The request ▸ Identify the lines that contain the word "search", then copy them.

Material provided ▸
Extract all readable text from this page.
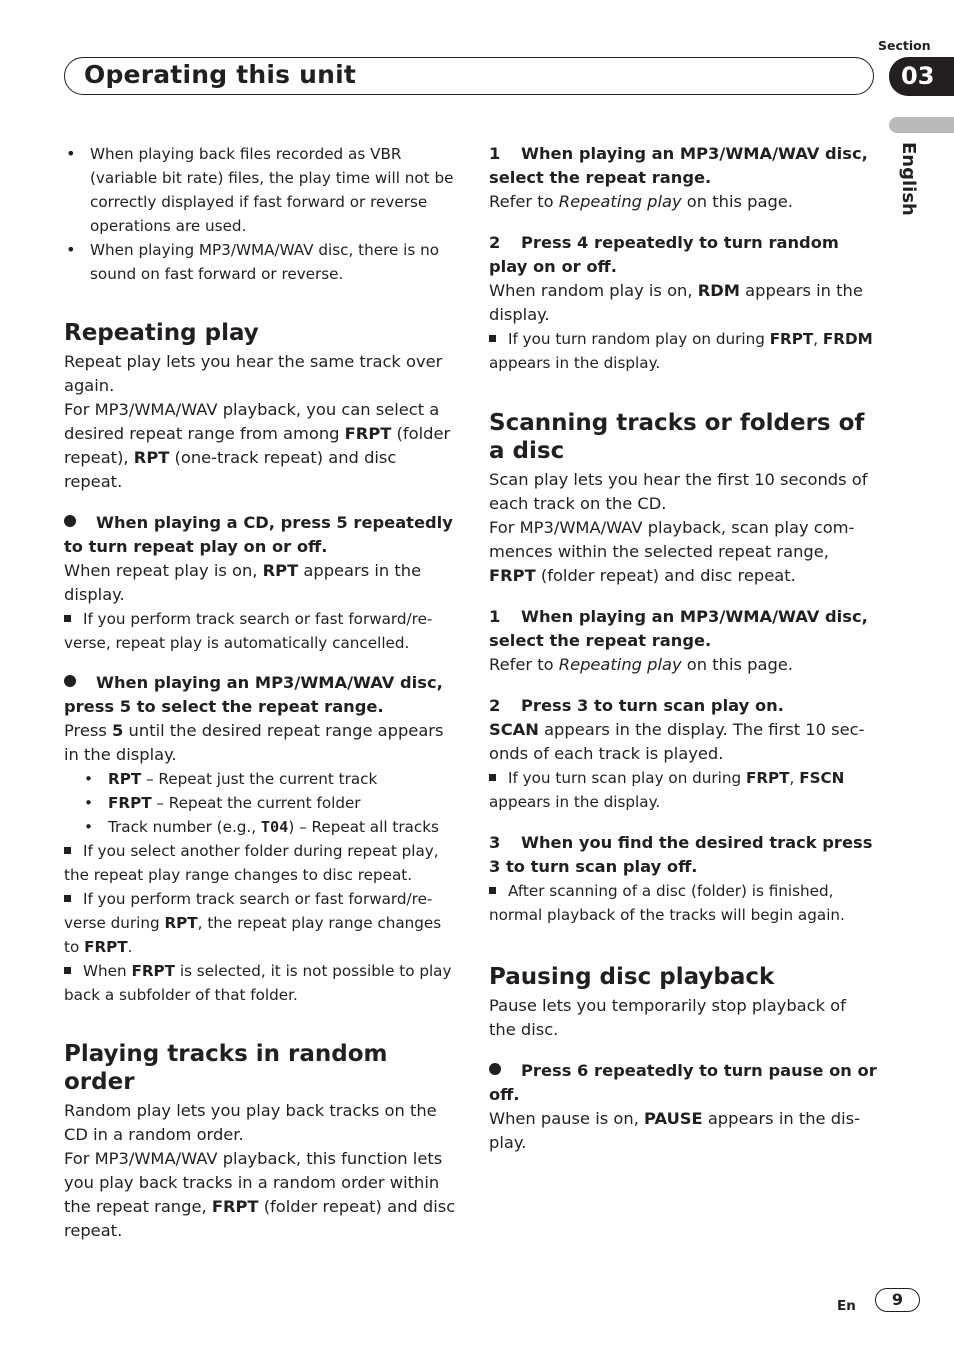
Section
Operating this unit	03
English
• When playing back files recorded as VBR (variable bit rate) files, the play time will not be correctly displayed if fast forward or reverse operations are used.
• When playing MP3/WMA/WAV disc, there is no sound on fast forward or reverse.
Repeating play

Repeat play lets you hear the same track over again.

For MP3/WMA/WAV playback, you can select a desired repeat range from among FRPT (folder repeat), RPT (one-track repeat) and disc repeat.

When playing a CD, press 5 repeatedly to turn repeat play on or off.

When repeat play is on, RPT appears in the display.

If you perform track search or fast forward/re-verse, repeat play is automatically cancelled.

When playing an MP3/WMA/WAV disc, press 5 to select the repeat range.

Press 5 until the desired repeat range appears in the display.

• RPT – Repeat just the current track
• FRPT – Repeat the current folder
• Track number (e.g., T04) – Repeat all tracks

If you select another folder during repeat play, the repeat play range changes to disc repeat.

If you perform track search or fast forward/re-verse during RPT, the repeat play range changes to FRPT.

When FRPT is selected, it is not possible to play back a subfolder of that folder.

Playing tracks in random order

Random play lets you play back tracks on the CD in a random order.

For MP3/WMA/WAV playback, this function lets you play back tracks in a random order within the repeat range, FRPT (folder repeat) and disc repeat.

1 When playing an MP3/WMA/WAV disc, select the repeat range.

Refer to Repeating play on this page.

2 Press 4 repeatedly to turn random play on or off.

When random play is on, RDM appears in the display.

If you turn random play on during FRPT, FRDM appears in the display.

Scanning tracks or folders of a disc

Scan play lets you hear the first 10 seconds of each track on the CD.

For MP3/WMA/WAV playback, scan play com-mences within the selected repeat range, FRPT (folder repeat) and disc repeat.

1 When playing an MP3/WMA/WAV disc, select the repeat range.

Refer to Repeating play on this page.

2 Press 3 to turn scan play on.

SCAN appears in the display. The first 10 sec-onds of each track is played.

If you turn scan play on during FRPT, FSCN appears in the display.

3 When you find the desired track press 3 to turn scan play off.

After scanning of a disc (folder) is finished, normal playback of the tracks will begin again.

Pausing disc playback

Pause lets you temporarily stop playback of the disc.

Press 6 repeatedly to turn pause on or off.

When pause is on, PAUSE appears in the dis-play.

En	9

Full solution ▸
If you perform track search or fast forward/re-verse, repeat play is automatically cancelled.
If you perform track search or fast forward/re-verse during RPT, the repeat play range changes to FRPT.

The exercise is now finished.